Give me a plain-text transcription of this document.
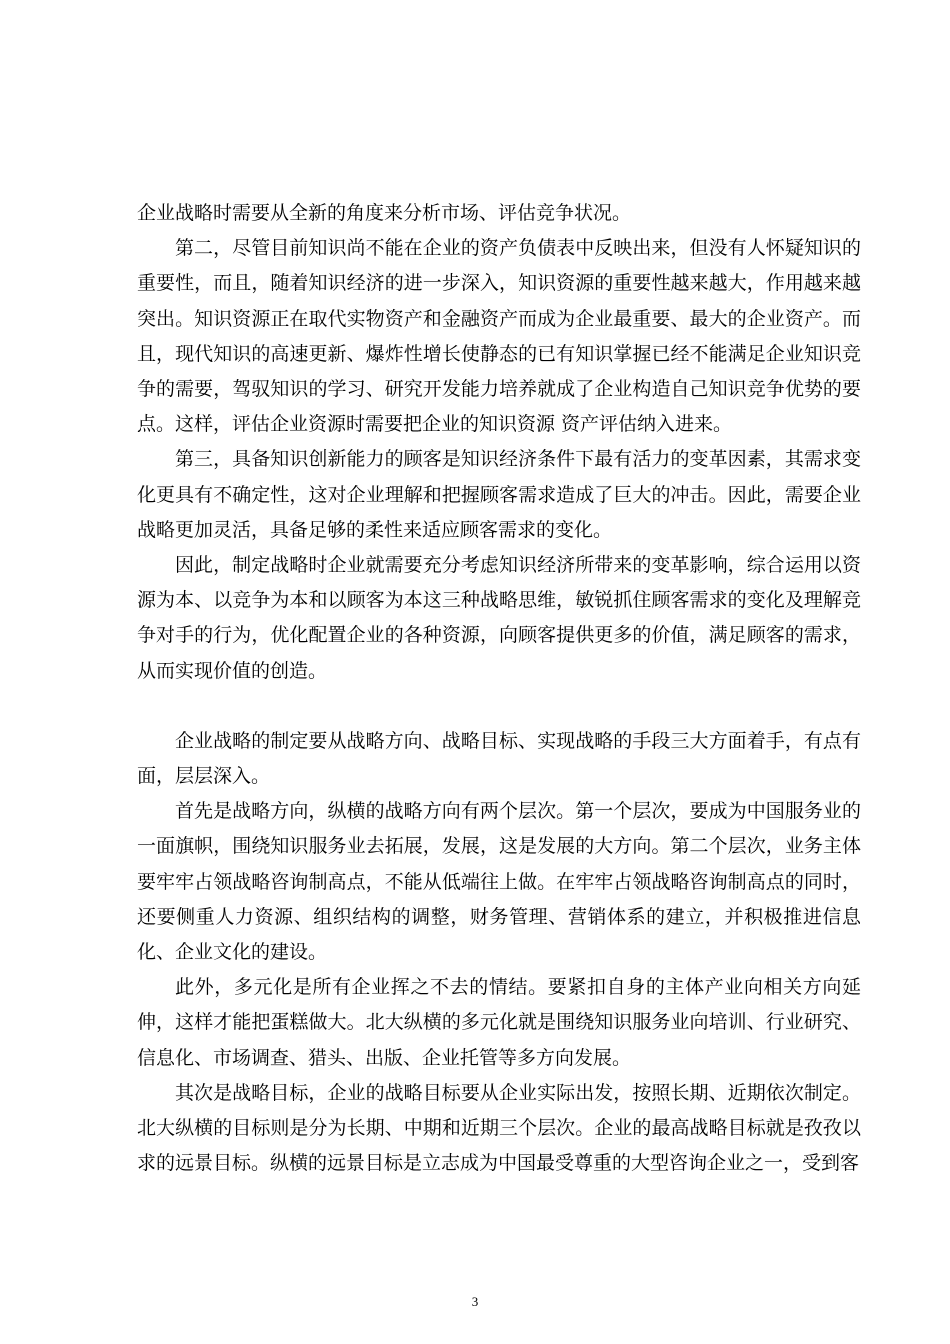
企业战略时需要从全新的角度来分析市场、评估竞争状况。

第二，尽管目前知识尚不能在企业的资产负债表中反映出来，但没有人怀疑知识的重要性，而且，随着知识经济的进一步深入，知识资源的重要性越来越大，作用越来越突出。知识资源正在取代实物资产和金融资产而成为企业最重要、最大的企业资产。而且，现代知识的高速更新、爆炸性增长使静态的已有知识掌握已经不能满足企业知识竞争的需要，驾驭知识的学习、研究开发能力培养就成了企业构造自己知识竞争优势的要点。这样，评估企业资源时需要把企业的知识资源 资产评估纳入进来。

第三，具备知识创新能力的顾客是知识经济条件下最有活力的变革因素，其需求变化更具有不确定性，这对企业理解和把握顾客需求造成了巨大的冲击。因此，需要企业战略更加灵活，具备足够的柔性来适应顾客需求的变化。

因此，制定战略时企业就需要充分考虑知识经济所带来的变革影响，综合运用以资源为本、以竞争为本和以顾客为本这三种战略思维，敏锐抓住顾客需求的变化及理解竞争对手的行为，优化配置企业的各种资源，向顾客提供更多的价值，满足顾客的需求，从而实现价值的创造。

企业战略的制定要从战略方向、战略目标、实现战略的手段三大方面着手，有点有面，层层深入。

首先是战略方向，纵横的战略方向有两个层次。第一个层次，要成为中国服务业的一面旗帜，围绕知识服务业去拓展，发展，这是发展的大方向。第二个层次，业务主体要牢牢占领战略咨询制高点，不能从低端往上做。在牢牢占领战略咨询制高点的同时，还要侧重人力资源、组织结构的调整，财务管理、营销体系的建立，并积极推进信息化、企业文化的建设。

此外，多元化是所有企业挥之不去的情结。要紧扣自身的主体产业向相关方向延伸，这样才能把蛋糕做大。北大纵横的多元化就是围绕知识服务业向培训、行业研究、信息化、市场调查、猎头、出版、企业托管等多方向发展。

其次是战略目标，企业的战略目标要从企业实际出发，按照长期、近期依次制定。北大纵横的目标则是分为长期、中期和近期三个层次。企业的最高战略目标就是孜孜以求的远景目标。纵横的远景目标是立志成为中国最受尊重的大型咨询企业之一，受到客

3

_____

**YOUR INSTRUCTIONS**:
Print every entry above again without changing a word, and omit the pictures.

**TASK SOLUTION**:
Give me a plain-text transcription of this document.
企业战略时需要从全新的角度来分析市场、评估竞争状况。

第二，尽管目前知识尚不能在企业的资产负债表中反映出来，但没有人怀疑知识的重要性，而且，随着知识经济的进一步深入，知识资源的重要性越来越大，作用越来越突出。知识资源正在取代实物资产和金融资产而成为企业最重要、最大的企业资产。而且，现代知识的高速更新、爆炸性增长使静态的已有知识掌握已经不能满足企业知识竞争的需要，驾驭知识的学习、研究开发能力培养就成了企业构造自己知识竞争优势的要点。这样，评估企业资源时需要把企业的知识资源 资产评估纳入进来。

第三，具备知识创新能力的顾客是知识经济条件下最有活力的变革因素，其需求变化更具有不确定性，这对企业理解和把握顾客需求造成了巨大的冲击。因此，需要企业战略更加灵活，具备足够的柔性来适应顾客需求的变化。

因此，制定战略时企业就需要充分考虑知识经济所带来的变革影响，综合运用以资源为本、以竞争为本和以顾客为本这三种战略思维，敏锐抓住顾客需求的变化及理解竞争对手的行为，优化配置企业的各种资源，向顾客提供更多的价值，满足顾客的需求，从而实现价值的创造。

企业战略的制定要从战略方向、战略目标、实现战略的手段三大方面着手，有点有面，层层深入。

首先是战略方向，纵横的战略方向有两个层次。第一个层次，要成为中国服务业的一面旗帜，围绕知识服务业去拓展，发展，这是发展的大方向。第二个层次，业务主体要牢牢占领战略咨询制高点，不能从低端往上做。在牢牢占领战略咨询制高点的同时，还要侧重人力资源、组织结构的调整，财务管理、营销体系的建立，并积极推进信息化、企业文化的建设。

此外，多元化是所有企业挥之不去的情结。要紧扣自身的主体产业向相关方向延伸，这样才能把蛋糕做大。北大纵横的多元化就是围绕知识服务业向培训、行业研究、信息化、市场调查、猎头、出版、企业托管等多方向发展。

其次是战略目标，企业的战略目标要从企业实际出发，按照长期、近期依次制定。北大纵横的目标则是分为长期、中期和近期三个层次。企业的最高战略目标就是孜孜以求的远景目标。纵横的远景目标是立志成为中国最受尊重的大型咨询企业之一，受到客

3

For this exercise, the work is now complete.